Problem statement:
The material below should be written out in full and exactly; pictures stay out of the copy.

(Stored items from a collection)
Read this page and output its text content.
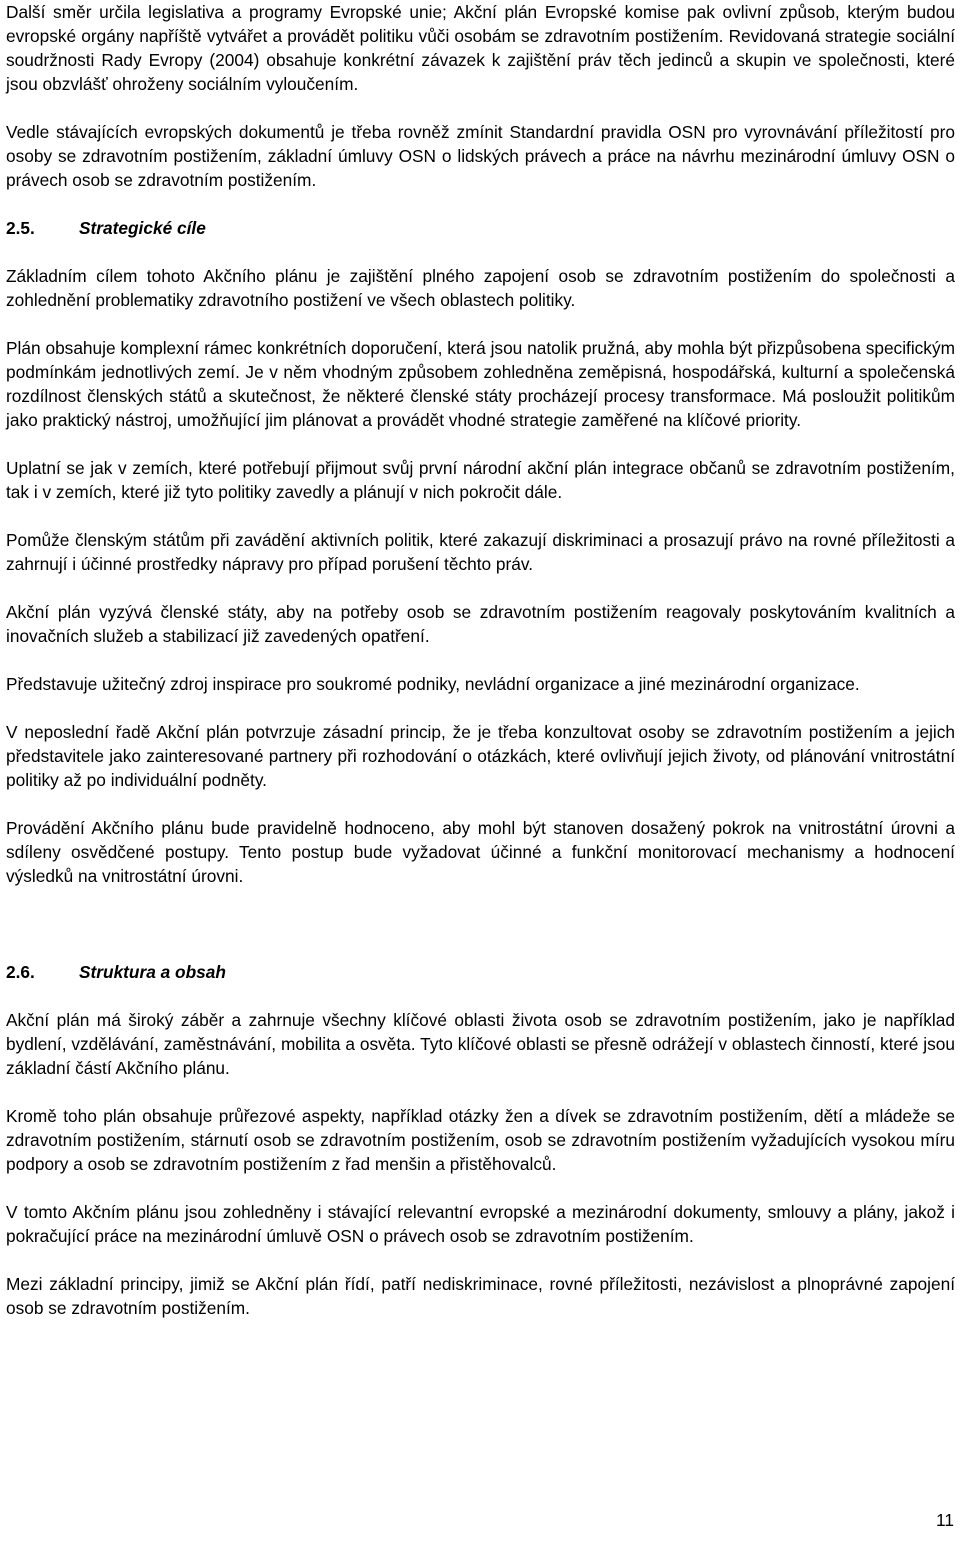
Další směr určila legislativa a programy Evropské unie; Akční plán Evropské komise pak ovlivní způsob, kterým budou evropské orgány napříště vytvářet a provádět politiku vůči osobám se zdravotním postižením. Revidovaná strategie sociální soudržnosti Rady Evropy (2004) obsahuje konkrétní závazek k zajištění práv těch jedinců a skupin ve společnosti, které jsou obzvlášť ohroženy sociálním vyloučením.

Vedle stávajících evropských dokumentů je třeba rovněž zmínit Standardní pravidla OSN pro vyrovnávání příležitostí pro osoby se zdravotním postižením, základní úmluvy OSN o lidských právech a práce na návrhu mezinárodní úmluvy OSN o právech osob se zdravotním postižením.

2.5.	Strategické cíle

Základním cílem tohoto Akčního plánu je zajištění plného zapojení osob se zdravotním postižením do společnosti a zohlednění problematiky zdravotního postižení ve všech oblastech politiky.

Plán obsahuje komplexní rámec konkrétních doporučení, která jsou natolik pružná, aby mohla být přizpůsobena specifickým podmínkám jednotlivých zemí. Je v něm vhodným způsobem zohledněna zeměpisná, hospodářská, kulturní a společenská rozdílnost členských států a skutečnost, že některé členské státy procházejí procesy transformace. Má posloužit politikům jako praktický nástroj, umožňující jim plánovat a provádět vhodné strategie zaměřené na klíčové priority.

Uplatní se jak v zemích, které potřebují přijmout svůj první národní akční plán integrace občanů se zdravotním postižením, tak i v zemích, které již tyto politiky zavedly a plánují v nich pokročit dále.

Pomůže členským státům při zavádění aktivních politik, které zakazují diskriminaci a prosazují právo na rovné příležitosti a zahrnují i účinné prostředky nápravy pro případ porušení těchto práv.

Akční plán vyzývá členské státy, aby na potřeby osob se zdravotním postižením reagovaly poskytováním kvalitních a inovačních služeb a stabilizací již zavedených opatření.

Představuje užitečný zdroj inspirace pro soukromé podniky, nevládní organizace a jiné mezinárodní organizace.

V neposlední řadě Akční plán potvrzuje zásadní princip, že je třeba konzultovat osoby se zdravotním postižením a jejich představitele jako zainteresované partnery při rozhodování o otázkách, které ovlivňují jejich životy, od plánování vnitrostátní politiky až po individuální podněty.

Provádění Akčního plánu bude pravidelně hodnoceno, aby mohl být stanoven dosažený pokrok na vnitrostátní úrovni a sdíleny osvědčené postupy. Tento postup bude vyžadovat účinné a funkční monitorovací mechanismy a hodnocení výsledků na vnitrostátní úrovni.

2.6.	Struktura a obsah

Akční plán má široký záběr a zahrnuje všechny klíčové oblasti života osob se zdravotním postižením, jako je například bydlení, vzdělávání, zaměstnávání, mobilita a osvěta. Tyto klíčové oblasti se přesně odrážejí v oblastech činností, které jsou základní částí Akčního plánu.

Kromě toho plán obsahuje průřezové aspekty, například otázky žen a dívek se zdravotním postižením, dětí a mládeže se zdravotním postižením, stárnutí osob se zdravotním postižením, osob se zdravotním postižením vyžadujících vysokou míru podpory a osob se zdravotním postižením z řad menšin a přistěhovalců.

V tomto Akčním plánu jsou zohledněny i stávající relevantní evropské a mezinárodní dokumenty, smlouvy a plány, jakož i pokračující práce na mezinárodní úmluvě OSN o právech osob se zdravotním postižením.

Mezi základní principy, jimiž se Akční plán řídí, patří nediskriminace, rovné příležitosti, nezávislost a plnoprávné zapojení osob se zdravotním postižením.

11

Task answer:
Read this page and output its text content.
Další směr určila legislativa a programy Evropské unie; Akční plán Evropské komise pak ovlivní způsob, kterým budou evropské orgány napříště vytvářet a provádět politiku vůči osobám se zdravotním postižením. Revidovaná strategie sociální soudržnosti Rady Evropy (2004) obsahuje konkrétní závazek k zajištění práv těch jedinců a skupin ve společnosti, které jsou obzvlášť ohroženy sociálním vyloučením.

Vedle stávajících evropských dokumentů je třeba rovněž zmínit Standardní pravidla OSN pro vyrovnávání příležitostí pro osoby se zdravotním postižením, základní úmluvy OSN o lidských právech a práce na návrhu mezinárodní úmluvy OSN o právech osob se zdravotním postižením.

2.5.	Strategické cíle

Základním cílem tohoto Akčního plánu je zajištění plného zapojení osob se zdravotním postižením do společnosti a zohlednění problematiky zdravotního postižení ve všech oblastech politiky.

Plán obsahuje komplexní rámec konkrétních doporučení, která jsou natolik pružná, aby mohla být přizpůsobena specifickým podmínkám jednotlivých zemí. Je v něm vhodným způsobem zohledněna zeměpisná, hospodářská, kulturní a společenská rozdílnost členských států a skutečnost, že některé členské státy procházejí procesy transformace. Má posloužit politikům jako praktický nástroj, umožňující jim plánovat a provádět vhodné strategie zaměřené na klíčové priority.

Uplatní se jak v zemích, které potřebují přijmout svůj první národní akční plán integrace občanů se zdravotním postižením, tak i v zemích, které již tyto politiky zavedly a plánují v nich pokročit dále.

Pomůže členským státům při zavádění aktivních politik, které zakazují diskriminaci a prosazují právo na rovné příležitosti a zahrnují i účinné prostředky nápravy pro případ porušení těchto práv.

Akční plán vyzývá členské státy, aby na potřeby osob se zdravotním postižením reagovaly poskytováním kvalitních a inovačních služeb a stabilizací již zavedených opatření.

Představuje užitečný zdroj inspirace pro soukromé podniky, nevládní organizace a jiné mezinárodní organizace.

V neposlední řadě Akční plán potvrzuje zásadní princip, že je třeba konzultovat osoby se zdravotním postižením a jejich představitele jako zainteresované partnery při rozhodování o otázkách, které ovlivňují jejich životy, od plánování vnitrostátní politiky až po individuální podněty.

Provádění Akčního plánu bude pravidelně hodnoceno, aby mohl být stanoven dosažený pokrok na vnitrostátní úrovni a sdíleny osvědčené postupy. Tento postup bude vyžadovat účinné a funkční monitorovací mechanismy a hodnocení výsledků na vnitrostátní úrovni.

2.6.	Struktura a obsah

Akční plán má široký záběr a zahrnuje všechny klíčové oblasti života osob se zdravotním postižením, jako je například bydlení, vzdělávání, zaměstnávání, mobilita a osvěta. Tyto klíčové oblasti se přesně odrážejí v oblastech činností, které jsou základní částí Akčního plánu.

Kromě toho plán obsahuje průřezové aspekty, například otázky žen a dívek se zdravotním postižením, dětí a mládeže se zdravotním postižením, stárnutí osob se zdravotním postižením, osob se zdravotním postižením vyžadujících vysokou míru podpory a osob se zdravotním postižením z řad menšin a přistěhovalců.

V tomto Akčním plánu jsou zohledněny i stávající relevantní evropské a mezinárodní dokumenty, smlouvy a plány, jakož i pokračující práce na mezinárodní úmluvě OSN o právech osob se zdravotním postižením.

Mezi základní principy, jimiž se Akční plán řídí, patří nediskriminace, rovné příležitosti, nezávislost a plnoprávné zapojení osob se zdravotním postižením.

11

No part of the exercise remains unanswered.